(Records from a dataset)
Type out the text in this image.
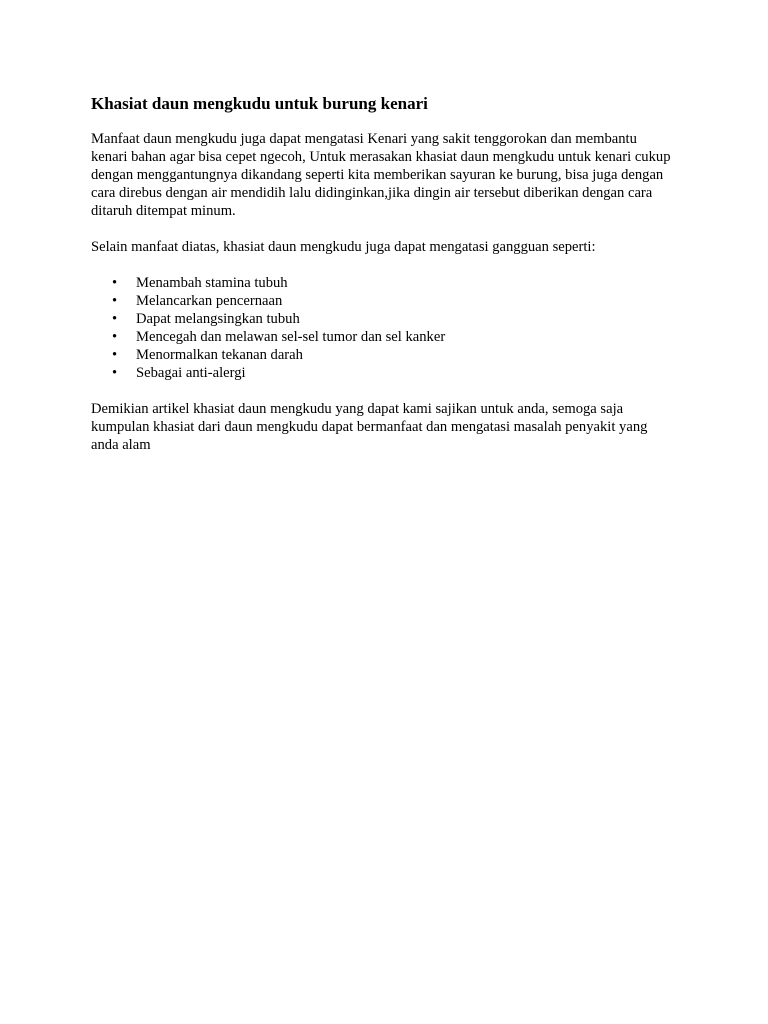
Khasiat daun mengkudu untuk burung kenari

Manfaat daun mengkudu juga dapat mengatasi Kenari yang sakit tenggorokan dan membantu kenari bahan agar bisa cepet ngecoh, Untuk merasakan khasiat daun mengkudu untuk kenari cukup dengan menggantungnya dikandang seperti kita memberikan sayuran ke burung, bisa juga dengan cara direbus dengan air mendidih lalu didinginkan,jika dingin air tersebut diberikan dengan cara ditaruh ditempat minum.

Selain manfaat diatas, khasiat daun mengkudu juga dapat mengatasi gangguan seperti:

• Menambah stamina tubuh
• Melancarkan pencernaan
• Dapat melangsingkan tubuh
• Mencegah dan melawan sel-sel tumor dan sel kanker
• Menormalkan tekanan darah
• Sebagai anti-alergi

Demikian artikel khasiat daun mengkudu yang dapat kami sajikan untuk anda, semoga saja kumpulan khasiat dari daun mengkudu dapat bermanfaat dan mengatasi masalah penyakit yang anda alam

**Aim of the exercise:**
The answer must consist of every line above that contains the word "mengatasi".

**Exercise result:**
Manfaat daun mengkudu juga dapat mengatasi Kenari yang sakit tenggorokan dan membantu kenari bahan agar bisa cepet ngecoh, Untuk merasakan khasiat daun mengkudu untuk kenari cukup dengan menggantungnya dikandang seperti kita memberikan sayuran ke burung, bisa juga dengan cara direbus dengan air mendidih lalu didinginkan,jika dingin air tersebut diberikan dengan cara ditaruh ditempat minum.
Selain manfaat diatas, khasiat daun mengkudu juga dapat mengatasi gangguan seperti:
Demikian artikel khasiat daun mengkudu yang dapat kami sajikan untuk anda, semoga saja kumpulan khasiat dari daun mengkudu dapat bermanfaat dan mengatasi masalah penyakit yang anda alam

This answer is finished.